Data records:
>>>
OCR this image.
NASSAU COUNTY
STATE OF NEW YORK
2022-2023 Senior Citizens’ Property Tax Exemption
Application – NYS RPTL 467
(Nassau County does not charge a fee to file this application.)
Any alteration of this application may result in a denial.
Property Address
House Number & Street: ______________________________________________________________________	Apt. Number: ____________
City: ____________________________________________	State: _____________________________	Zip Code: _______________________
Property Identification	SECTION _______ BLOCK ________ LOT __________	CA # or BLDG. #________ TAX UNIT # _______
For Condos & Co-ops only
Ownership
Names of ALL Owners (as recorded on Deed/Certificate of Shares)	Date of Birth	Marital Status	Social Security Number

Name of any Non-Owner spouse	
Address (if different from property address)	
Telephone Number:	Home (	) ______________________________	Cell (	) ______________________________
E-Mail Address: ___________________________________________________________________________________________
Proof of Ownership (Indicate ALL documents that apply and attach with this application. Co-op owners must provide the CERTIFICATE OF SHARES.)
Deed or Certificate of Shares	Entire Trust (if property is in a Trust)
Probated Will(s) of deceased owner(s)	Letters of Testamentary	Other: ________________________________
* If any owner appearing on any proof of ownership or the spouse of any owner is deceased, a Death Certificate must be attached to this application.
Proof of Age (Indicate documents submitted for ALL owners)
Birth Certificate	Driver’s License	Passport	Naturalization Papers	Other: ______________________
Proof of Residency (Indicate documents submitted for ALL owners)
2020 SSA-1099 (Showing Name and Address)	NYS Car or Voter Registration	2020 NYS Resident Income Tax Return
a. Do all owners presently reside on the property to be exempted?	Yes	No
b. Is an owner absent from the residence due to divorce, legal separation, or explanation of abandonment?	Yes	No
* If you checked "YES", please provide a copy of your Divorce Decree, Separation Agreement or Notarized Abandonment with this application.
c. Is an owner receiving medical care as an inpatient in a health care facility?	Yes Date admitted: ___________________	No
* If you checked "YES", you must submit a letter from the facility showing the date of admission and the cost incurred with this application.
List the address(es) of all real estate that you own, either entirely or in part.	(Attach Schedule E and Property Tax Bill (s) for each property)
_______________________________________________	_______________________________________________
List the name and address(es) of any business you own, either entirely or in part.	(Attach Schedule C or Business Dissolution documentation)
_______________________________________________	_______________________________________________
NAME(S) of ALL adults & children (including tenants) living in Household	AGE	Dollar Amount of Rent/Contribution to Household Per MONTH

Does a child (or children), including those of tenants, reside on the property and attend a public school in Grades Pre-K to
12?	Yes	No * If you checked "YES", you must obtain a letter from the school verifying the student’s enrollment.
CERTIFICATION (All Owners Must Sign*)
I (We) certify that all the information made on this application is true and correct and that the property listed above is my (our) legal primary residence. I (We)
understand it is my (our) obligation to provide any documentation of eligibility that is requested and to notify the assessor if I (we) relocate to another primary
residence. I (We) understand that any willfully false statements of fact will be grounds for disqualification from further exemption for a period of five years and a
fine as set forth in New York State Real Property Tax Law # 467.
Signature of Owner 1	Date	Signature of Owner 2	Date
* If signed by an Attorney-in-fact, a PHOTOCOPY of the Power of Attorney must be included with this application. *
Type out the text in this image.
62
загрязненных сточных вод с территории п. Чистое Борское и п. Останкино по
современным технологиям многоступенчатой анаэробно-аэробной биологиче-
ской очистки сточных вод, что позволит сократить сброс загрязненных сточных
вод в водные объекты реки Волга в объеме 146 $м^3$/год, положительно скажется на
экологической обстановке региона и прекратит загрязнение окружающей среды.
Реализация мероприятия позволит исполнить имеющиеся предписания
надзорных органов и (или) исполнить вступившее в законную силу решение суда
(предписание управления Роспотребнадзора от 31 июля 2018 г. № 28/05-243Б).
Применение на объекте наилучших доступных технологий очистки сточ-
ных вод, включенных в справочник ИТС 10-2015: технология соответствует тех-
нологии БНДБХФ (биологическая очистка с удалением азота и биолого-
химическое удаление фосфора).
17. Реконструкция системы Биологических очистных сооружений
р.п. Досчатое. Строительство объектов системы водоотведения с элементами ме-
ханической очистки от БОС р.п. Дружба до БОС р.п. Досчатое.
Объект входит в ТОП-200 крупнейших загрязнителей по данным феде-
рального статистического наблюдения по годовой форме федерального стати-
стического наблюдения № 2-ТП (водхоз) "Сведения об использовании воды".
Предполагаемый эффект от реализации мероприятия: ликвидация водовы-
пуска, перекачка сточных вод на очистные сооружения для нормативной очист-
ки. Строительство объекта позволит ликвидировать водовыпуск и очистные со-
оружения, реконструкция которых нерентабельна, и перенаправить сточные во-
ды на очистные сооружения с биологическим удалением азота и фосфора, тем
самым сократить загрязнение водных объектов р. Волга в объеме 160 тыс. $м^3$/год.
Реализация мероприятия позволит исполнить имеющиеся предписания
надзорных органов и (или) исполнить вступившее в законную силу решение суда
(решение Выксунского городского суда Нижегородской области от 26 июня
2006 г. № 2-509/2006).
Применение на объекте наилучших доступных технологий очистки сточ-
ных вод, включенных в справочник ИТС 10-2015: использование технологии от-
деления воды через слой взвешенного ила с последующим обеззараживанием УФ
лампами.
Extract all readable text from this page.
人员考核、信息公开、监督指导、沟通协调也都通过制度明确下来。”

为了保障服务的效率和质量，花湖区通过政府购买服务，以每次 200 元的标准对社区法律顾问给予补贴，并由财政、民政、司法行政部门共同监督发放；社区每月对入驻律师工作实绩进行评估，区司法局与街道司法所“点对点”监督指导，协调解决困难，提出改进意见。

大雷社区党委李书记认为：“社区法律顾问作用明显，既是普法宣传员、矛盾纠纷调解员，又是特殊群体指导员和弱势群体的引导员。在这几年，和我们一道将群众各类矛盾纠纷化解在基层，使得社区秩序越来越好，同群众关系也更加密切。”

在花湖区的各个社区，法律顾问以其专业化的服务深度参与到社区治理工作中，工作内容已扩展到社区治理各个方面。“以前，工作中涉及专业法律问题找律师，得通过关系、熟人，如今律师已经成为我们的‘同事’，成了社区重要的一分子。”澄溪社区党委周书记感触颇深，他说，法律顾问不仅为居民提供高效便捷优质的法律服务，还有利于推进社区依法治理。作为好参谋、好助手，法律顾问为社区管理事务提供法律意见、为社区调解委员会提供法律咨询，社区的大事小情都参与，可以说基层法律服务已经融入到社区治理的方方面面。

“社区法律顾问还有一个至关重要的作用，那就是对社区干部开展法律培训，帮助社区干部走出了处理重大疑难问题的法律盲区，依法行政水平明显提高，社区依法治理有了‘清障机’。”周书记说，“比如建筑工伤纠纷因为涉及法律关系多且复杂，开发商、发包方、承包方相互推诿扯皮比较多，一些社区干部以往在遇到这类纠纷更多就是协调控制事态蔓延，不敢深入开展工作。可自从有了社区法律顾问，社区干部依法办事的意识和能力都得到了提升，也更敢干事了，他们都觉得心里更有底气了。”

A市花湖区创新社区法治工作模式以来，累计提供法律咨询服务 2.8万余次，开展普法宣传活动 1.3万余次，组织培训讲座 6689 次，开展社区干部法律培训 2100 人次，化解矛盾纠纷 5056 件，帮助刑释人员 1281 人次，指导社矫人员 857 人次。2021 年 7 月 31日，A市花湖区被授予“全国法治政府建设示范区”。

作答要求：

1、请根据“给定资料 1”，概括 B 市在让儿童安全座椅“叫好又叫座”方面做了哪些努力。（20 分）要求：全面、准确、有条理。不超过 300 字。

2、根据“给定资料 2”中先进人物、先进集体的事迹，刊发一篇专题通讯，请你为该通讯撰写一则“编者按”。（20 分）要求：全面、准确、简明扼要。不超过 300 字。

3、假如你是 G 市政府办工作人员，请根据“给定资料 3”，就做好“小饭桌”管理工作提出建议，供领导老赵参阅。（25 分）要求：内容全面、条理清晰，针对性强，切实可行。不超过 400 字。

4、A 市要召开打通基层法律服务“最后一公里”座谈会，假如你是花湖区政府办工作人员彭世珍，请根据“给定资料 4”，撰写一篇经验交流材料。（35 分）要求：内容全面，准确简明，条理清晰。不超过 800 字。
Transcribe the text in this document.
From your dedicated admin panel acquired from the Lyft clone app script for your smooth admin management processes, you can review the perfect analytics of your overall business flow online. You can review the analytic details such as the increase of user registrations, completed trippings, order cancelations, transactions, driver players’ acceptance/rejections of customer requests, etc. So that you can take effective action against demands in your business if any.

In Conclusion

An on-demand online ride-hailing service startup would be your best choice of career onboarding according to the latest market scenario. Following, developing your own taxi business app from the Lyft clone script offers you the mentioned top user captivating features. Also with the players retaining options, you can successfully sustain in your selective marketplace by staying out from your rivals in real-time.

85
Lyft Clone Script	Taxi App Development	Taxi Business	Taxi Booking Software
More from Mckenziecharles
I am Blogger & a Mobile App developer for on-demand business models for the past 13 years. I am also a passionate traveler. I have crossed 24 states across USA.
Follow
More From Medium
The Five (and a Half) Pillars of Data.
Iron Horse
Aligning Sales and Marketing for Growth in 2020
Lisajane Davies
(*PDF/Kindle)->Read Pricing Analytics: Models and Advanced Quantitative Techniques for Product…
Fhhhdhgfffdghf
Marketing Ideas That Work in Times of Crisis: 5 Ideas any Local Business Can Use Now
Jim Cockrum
<<<
EXERCISE AIM
Return exactly the lines of the data, and only those, from the line with "Transcribe the text in this document." through the last line, inclusive.

RESULT
Transcribe the text in this document.
From your dedicated admin panel acquired from the Lyft clone app script for your smooth admin management processes, you can review the perfect analytics of your overall business flow online. You can review the analytic details such as the increase of user registrations, completed trippings, order cancelations, transactions, driver players’ acceptance/rejections of customer requests, etc. So that you can take effective action against demands in your business if any.

In Conclusion

An on-demand online ride-hailing service startup would be your best choice of career onboarding according to the latest market scenario. Following, developing your own taxi business app from the Lyft clone script offers you the mentioned top user captivating features. Also with the players retaining options, you can successfully sustain in your selective marketplace by staying out from your rivals in real-time.

85
Lyft Clone Script	Taxi App Development	Taxi Business	Taxi Booking Software
More from Mckenziecharles
I am Blogger & a Mobile App developer for on-demand business models for the past 13 years. I am also a passionate traveler. I have crossed 24 states across USA.
Follow
More From Medium
The Five (and a Half) Pillars of Data.
Iron Horse
Aligning Sales and Marketing for Growth in 2020
Lisajane Davies
(*PDF/Kindle)->Read Pricing Analytics: Models and Advanced Quantitative Techniques for Product…
Fhhhdhgfffdghf
Marketing Ideas That Work in Times of Crisis: 5 Ideas any Local Business Can Use Now
Jim Cockrum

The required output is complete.